__DATA ENTRIES__
START

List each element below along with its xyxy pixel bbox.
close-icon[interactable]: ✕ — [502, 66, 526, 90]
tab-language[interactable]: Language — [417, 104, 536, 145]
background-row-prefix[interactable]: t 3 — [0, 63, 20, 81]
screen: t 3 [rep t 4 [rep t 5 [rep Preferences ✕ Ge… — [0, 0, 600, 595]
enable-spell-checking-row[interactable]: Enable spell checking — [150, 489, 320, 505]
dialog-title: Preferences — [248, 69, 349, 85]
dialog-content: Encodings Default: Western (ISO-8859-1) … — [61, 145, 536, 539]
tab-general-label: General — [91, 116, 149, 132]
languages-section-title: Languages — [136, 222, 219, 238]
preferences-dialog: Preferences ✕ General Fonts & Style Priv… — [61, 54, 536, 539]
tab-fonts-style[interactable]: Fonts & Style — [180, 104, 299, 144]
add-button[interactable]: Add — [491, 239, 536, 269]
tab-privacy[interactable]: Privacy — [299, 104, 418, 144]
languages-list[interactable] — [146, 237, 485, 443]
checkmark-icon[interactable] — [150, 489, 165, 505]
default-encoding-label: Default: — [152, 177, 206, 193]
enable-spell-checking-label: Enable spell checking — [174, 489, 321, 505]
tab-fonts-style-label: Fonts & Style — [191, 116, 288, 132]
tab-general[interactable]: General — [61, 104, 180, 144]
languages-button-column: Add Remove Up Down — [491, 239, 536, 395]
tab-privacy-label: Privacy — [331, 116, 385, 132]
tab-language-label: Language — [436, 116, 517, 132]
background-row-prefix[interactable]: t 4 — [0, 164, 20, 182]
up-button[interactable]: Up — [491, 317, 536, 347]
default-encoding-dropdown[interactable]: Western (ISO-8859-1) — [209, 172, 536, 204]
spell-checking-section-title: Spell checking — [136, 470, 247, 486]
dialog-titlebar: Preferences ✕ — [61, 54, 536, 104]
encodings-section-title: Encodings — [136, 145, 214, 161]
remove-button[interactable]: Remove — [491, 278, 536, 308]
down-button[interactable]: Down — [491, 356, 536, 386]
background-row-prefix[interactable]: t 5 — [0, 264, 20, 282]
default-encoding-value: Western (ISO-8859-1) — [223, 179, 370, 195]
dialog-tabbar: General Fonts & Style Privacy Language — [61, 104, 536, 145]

END
START

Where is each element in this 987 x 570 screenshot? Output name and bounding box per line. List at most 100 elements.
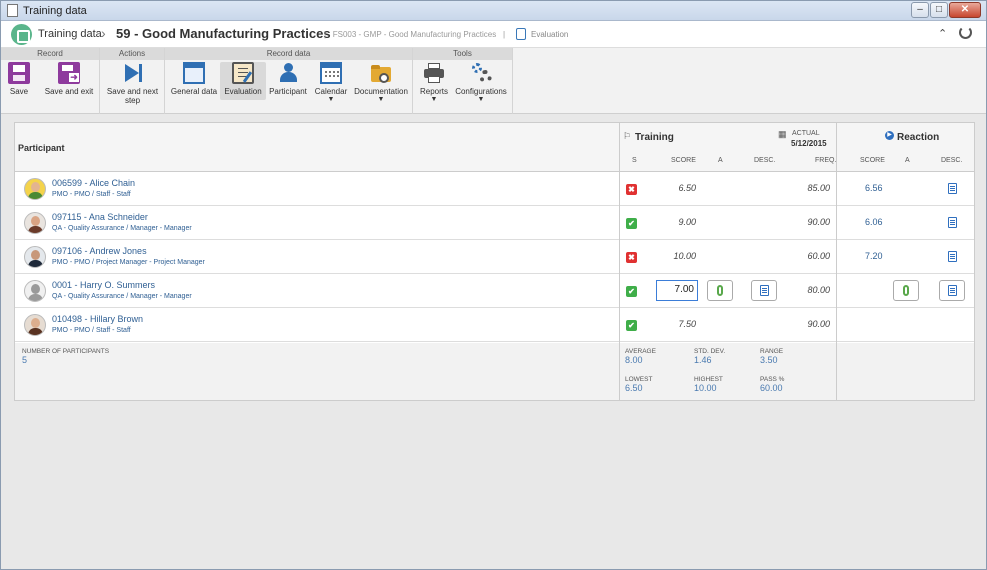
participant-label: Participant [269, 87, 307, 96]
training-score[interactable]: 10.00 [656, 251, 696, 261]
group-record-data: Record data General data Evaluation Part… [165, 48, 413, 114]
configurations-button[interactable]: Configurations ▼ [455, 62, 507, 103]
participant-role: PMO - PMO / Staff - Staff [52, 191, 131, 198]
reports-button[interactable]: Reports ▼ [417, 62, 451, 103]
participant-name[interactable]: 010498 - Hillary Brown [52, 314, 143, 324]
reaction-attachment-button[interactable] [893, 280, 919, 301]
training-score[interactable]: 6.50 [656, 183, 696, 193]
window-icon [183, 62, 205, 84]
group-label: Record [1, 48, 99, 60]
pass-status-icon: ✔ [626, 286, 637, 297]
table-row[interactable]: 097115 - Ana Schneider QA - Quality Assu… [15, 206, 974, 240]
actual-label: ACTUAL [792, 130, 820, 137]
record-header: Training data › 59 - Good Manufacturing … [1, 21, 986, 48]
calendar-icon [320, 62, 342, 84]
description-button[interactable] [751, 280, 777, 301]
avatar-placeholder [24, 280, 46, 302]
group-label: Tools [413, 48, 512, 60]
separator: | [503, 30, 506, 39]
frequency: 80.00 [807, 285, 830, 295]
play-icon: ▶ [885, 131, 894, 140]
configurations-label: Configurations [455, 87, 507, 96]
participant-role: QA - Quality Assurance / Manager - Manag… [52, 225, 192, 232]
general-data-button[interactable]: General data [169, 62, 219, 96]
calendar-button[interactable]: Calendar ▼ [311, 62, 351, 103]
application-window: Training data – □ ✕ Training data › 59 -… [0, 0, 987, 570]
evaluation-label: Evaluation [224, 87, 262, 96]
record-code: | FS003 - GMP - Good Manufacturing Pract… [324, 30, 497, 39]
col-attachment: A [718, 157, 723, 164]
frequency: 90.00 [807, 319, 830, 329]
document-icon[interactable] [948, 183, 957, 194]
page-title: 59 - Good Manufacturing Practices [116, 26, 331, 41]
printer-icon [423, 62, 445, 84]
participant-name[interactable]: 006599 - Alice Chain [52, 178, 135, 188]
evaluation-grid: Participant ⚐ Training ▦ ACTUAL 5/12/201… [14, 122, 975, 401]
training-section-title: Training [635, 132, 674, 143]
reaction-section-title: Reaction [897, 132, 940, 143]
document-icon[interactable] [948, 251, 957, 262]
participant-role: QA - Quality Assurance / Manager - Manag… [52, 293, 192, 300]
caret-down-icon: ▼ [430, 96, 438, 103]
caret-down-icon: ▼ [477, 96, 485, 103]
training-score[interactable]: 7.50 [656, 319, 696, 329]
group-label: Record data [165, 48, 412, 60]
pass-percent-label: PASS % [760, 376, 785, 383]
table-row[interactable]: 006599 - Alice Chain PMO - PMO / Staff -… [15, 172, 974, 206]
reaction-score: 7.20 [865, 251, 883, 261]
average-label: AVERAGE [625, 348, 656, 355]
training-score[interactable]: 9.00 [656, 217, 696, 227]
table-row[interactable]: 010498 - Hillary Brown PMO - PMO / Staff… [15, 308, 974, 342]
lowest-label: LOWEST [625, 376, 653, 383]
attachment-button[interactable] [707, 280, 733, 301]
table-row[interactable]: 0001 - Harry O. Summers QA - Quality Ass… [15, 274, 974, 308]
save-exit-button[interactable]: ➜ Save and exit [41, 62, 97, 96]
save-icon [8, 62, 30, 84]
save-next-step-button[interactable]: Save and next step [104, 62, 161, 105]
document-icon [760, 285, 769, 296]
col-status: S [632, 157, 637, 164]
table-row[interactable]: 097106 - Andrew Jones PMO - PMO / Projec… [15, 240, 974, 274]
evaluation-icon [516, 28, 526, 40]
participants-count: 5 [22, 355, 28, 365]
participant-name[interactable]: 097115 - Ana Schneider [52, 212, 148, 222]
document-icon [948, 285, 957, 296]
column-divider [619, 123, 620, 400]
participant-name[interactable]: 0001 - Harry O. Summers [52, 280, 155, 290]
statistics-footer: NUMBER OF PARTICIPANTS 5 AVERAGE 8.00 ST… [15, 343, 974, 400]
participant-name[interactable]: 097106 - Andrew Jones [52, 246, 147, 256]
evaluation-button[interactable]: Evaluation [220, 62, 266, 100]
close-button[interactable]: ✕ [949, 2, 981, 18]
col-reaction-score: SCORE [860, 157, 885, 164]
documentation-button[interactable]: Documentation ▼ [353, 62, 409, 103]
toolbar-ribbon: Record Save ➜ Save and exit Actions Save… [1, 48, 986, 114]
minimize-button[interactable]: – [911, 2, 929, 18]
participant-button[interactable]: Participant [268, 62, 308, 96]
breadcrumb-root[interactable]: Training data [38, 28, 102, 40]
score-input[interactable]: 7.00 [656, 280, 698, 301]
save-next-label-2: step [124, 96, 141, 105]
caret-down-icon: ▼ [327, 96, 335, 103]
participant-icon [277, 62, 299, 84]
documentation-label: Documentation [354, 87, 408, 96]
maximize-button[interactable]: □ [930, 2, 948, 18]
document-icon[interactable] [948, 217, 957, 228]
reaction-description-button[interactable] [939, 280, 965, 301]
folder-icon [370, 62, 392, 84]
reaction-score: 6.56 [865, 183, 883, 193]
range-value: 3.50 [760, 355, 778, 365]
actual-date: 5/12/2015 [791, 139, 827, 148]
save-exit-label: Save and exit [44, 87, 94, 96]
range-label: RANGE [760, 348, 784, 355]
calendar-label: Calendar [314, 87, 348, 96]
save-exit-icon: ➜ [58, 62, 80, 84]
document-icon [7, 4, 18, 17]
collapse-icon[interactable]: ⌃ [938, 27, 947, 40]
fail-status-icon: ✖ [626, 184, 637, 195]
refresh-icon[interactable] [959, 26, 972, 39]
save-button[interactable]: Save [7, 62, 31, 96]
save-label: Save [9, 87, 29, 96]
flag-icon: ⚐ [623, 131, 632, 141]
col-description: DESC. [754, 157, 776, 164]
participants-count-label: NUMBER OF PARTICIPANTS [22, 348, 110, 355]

END

__AIM OF THE TASK__
Reproduce verbatim the lines from the one containing "participant-label: Participant [269, 87, 307, 96]" through the one containing "col-attachment: A [718, 157, 723, 164]", including both of those lines.

__TASK RESPONSE__
participant-label: Participant [269, 87, 307, 96]
training-score[interactable]: 10.00 [656, 251, 696, 261]
group-record-data: Record data General data Evaluation Part… [165, 48, 413, 114]
configurations-button[interactable]: Configurations ▼ [455, 62, 507, 103]
participant-role: PMO - PMO / Staff - Staff [52, 191, 131, 198]
reports-button[interactable]: Reports ▼ [417, 62, 451, 103]
participant-name[interactable]: 010498 - Hillary Brown [52, 314, 143, 324]
reaction-attachment-button[interactable] [893, 280, 919, 301]
training-score[interactable]: 6.50 [656, 183, 696, 193]
window-icon [183, 62, 205, 84]
group-label: Record [1, 48, 99, 60]
pass-status-icon: ✔ [626, 286, 637, 297]
table-row[interactable]: 097115 - Ana Schneider QA - Quality Assu… [15, 206, 974, 240]
actual-label: ACTUAL [792, 130, 820, 137]
record-header: Training data › 59 - Good Manufacturing … [1, 21, 986, 48]
calendar-icon [320, 62, 342, 84]
description-button[interactable] [751, 280, 777, 301]
avatar-placeholder [24, 280, 46, 302]
group-label: Tools [413, 48, 512, 60]
separator: | [503, 30, 506, 39]
frequency: 80.00 [807, 285, 830, 295]
play-icon: ▶ [885, 131, 894, 140]
configurations-label: Configurations [455, 87, 507, 96]
participant-role: QA - Quality Assurance / Manager - Manag… [52, 225, 192, 232]
general-data-button[interactable]: General data [169, 62, 219, 96]
calendar-button[interactable]: Calendar ▼ [311, 62, 351, 103]
application-window: Training data – □ ✕ Training data › 59 -… [0, 0, 987, 570]
evaluation-label: Evaluation [224, 87, 262, 96]
record-code: | FS003 - GMP - Good Manufacturing Pract… [324, 30, 497, 39]
col-attachment: A [718, 157, 723, 164]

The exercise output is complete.